= Excerpted records =
[start]
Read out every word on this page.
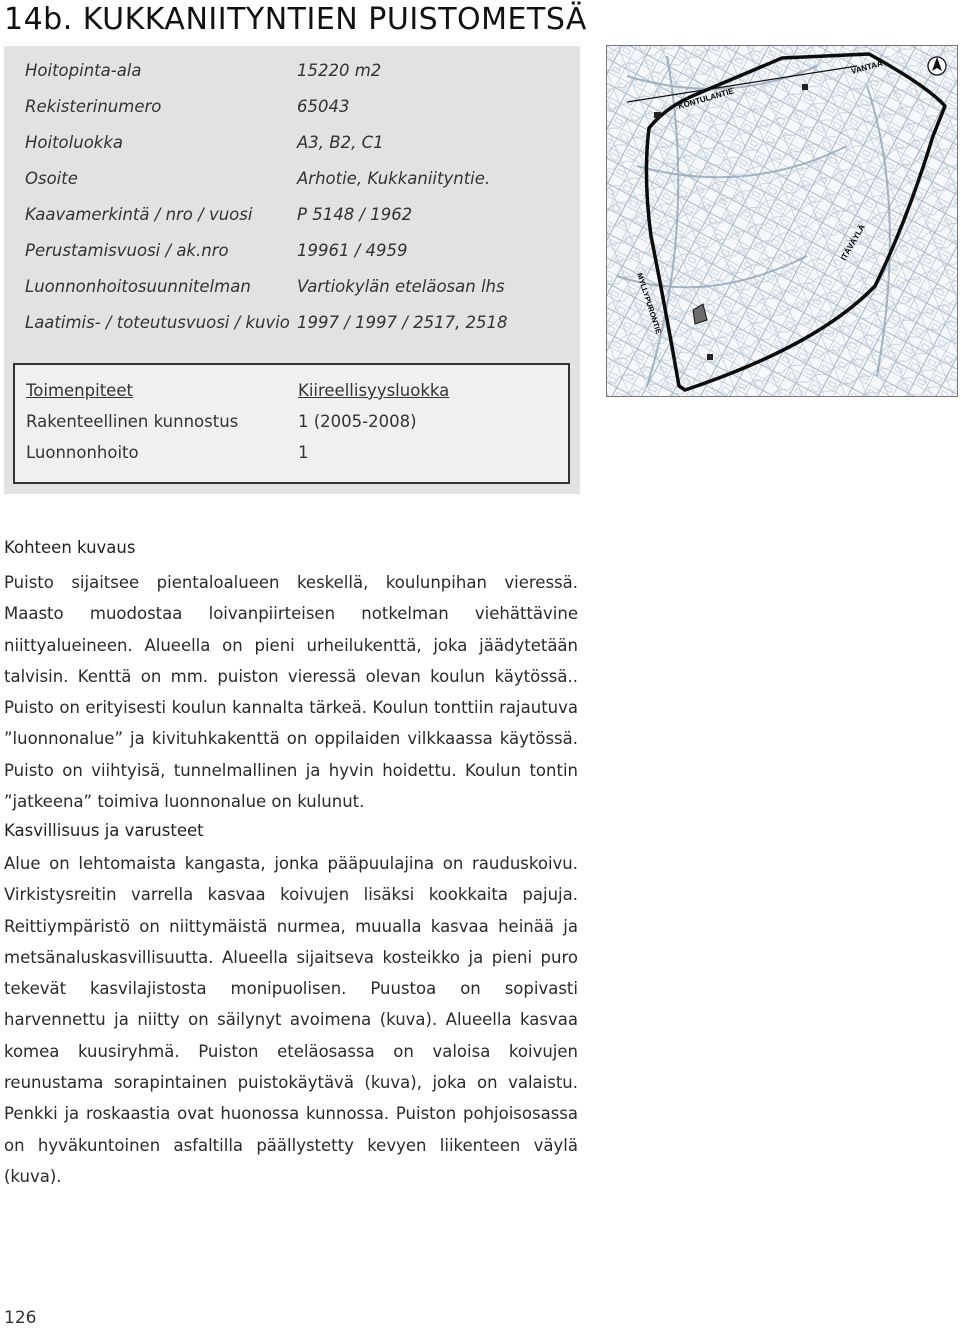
14b. KUKKANIITYNTIEN PUISTOMETSÄ
Hoitopinta-ala	15220 m2
Rekisterinumero	65043
Hoitoluokka	A3, B2, C1
Osoite	Arhotie, Kukkaniityntie.
Kaavamerkintä / nro / vuosi	P 5148 / 1962
Perustamisvuosi / ak.nro	19961 / 4959
Luonnonhoitosuunnitelman	Vartiokylän eteläosan lhs
Laatimis- / toteutusvuosi / kuvio 1997 / 1997 / 2517, 2518
Toimenpiteet	Kiireellisyysluokka
Rakenteellinen kunnostus	1 (2005-2008)
Luonnonhoito	1
VANTAA
KONTULANTIE
ITÄVÄYLÄ
MYLLYPURONTIE
Kohteen kuvaus

Puisto sijaitsee pientaloalueen keskellä, koulunpihan vieressä. Maasto muodostaa loivanpiirteisen notkelman viehättävine niittyalueineen. Alueella on pieni urheilukenttä, joka jäädytetään talvisin. Kenttä on mm. puiston vieressä olevan koulun käytössä.. Puisto on erityisesti koulun kannalta tärkeä. Koulun tonttiin rajautuva ”luonnonalue” ja kivituhkakenttä on oppilaiden vilkkaassa käytössä. Puisto on viihtyisä, tunnelmallinen ja hyvin hoidettu. Koulun tontin ”jatkeena” toimiva luonnonalue on kulunut.

Kasvillisuus ja varusteet

Alue on lehtomaista kangasta, jonka pääpuulajina on rauduskoivu. Virkistysreitin varrella kasvaa koivujen lisäksi kookkaita pajuja. Reittiympäristö on niittymäistä nurmea, muualla kasvaa heinää ja metsänaluskasvillisuutta. Alueella sijaitseva kosteikko ja pieni puro tekevät kasvilajistosta monipuolisen. Puustoa on sopivasti harvennettu ja niitty on säilynyt avoimena (kuva). Alueella kasvaa komea kuusiryhmä. Puiston eteläosassa on valoisa koivujen reunustama sorapintainen puistokäytävä (kuva), joka on valaistu. Penkki ja roskaastia ovat huonossa kunnossa. Puiston pohjoisosassa on hyväkuntoinen asfaltilla päällystetty kevyen liikenteen väylä (kuva).

126
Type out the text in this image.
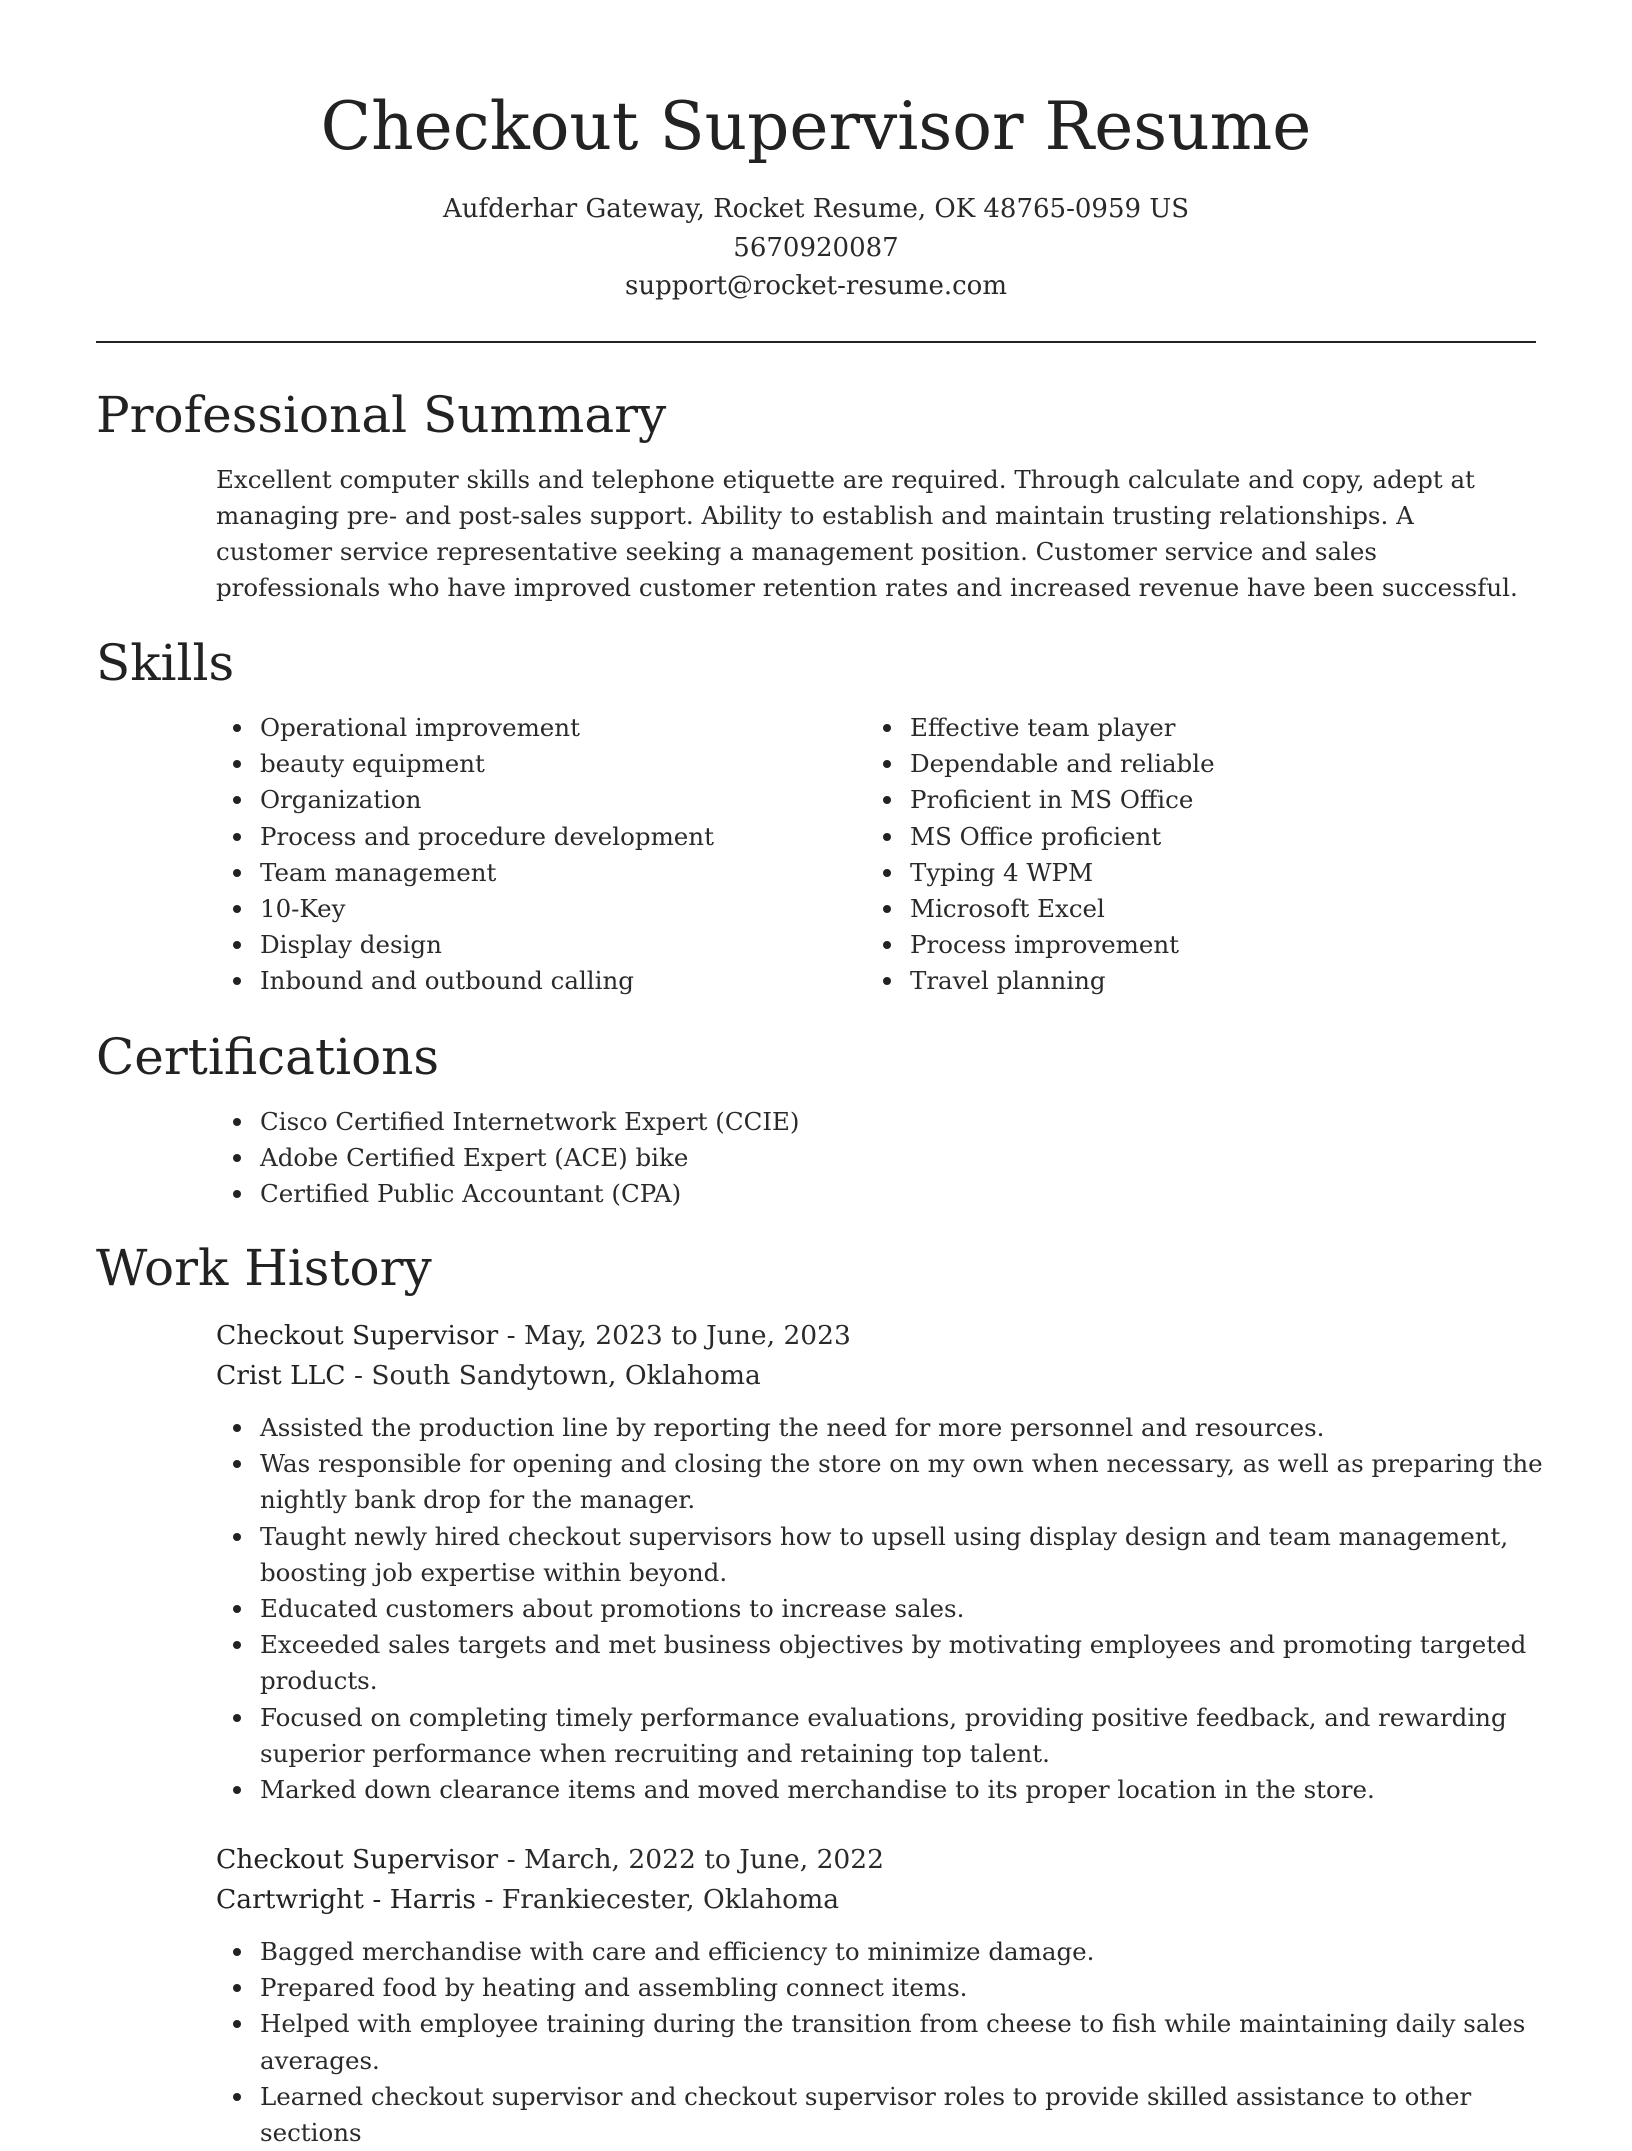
Checkout Supervisor Resume
Aufderhar Gateway, Rocket Resume, OK 48765-0959 US
5670920087
support@rocket-resume.com
Professional Summary

Excellent computer skills and telephone etiquette are required. Through calculate and copy, adept at managing pre- and post-sales support. Ability to establish and maintain trusting relationships. A customer service representative seeking a management position. Customer service and sales professionals who have improved customer retention rates and increased revenue have been successful.

Skills
Operational improvement
beauty equipment
Organization
Process and procedure development
Team management
10-Key
Display design
Inbound and outbound calling
Effective team player
Dependable and reliable
Proficient in MS Office
MS Office proficient
Typing 4 WPM
Microsoft Excel
Process improvement
Travel planning
Certifications
Cisco Certified Internetwork Expert (CCIE)
Adobe Certified Expert (ACE) bike
Certified Public Accountant (CPA)
Work History
Checkout Supervisor - May, 2023 to June, 2023
Crist LLC - South Sandytown, Oklahoma
Assisted the production line by reporting the need for more personnel and resources.
Was responsible for opening and closing the store on my own when necessary, as well as preparing the nightly bank drop for the manager.
Taught newly hired checkout supervisors how to upsell using display design and team management, boosting job expertise within beyond.
Educated customers about promotions to increase sales.
Exceeded sales targets and met business objectives by motivating employees and promoting targeted products.
Focused on completing timely performance evaluations, providing positive feedback, and rewarding superior performance when recruiting and retaining top talent.
Marked down clearance items and moved merchandise to its proper location in the store.
Checkout Supervisor - March, 2022 to June, 2022
Cartwright - Harris - Frankiecester, Oklahoma
Bagged merchandise with care and efficiency to minimize damage.
Prepared food by heating and assembling connect items.
Helped with employee training during the transition from cheese to fish while maintaining daily sales averages.
Learned checkout supervisor and checkout supervisor roles to provide skilled assistance to other sections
[end]
= Given request =
Gather each line of the listing containing the word "improvement" and show it.

= Result of the task =
Operational improvement
Process improvement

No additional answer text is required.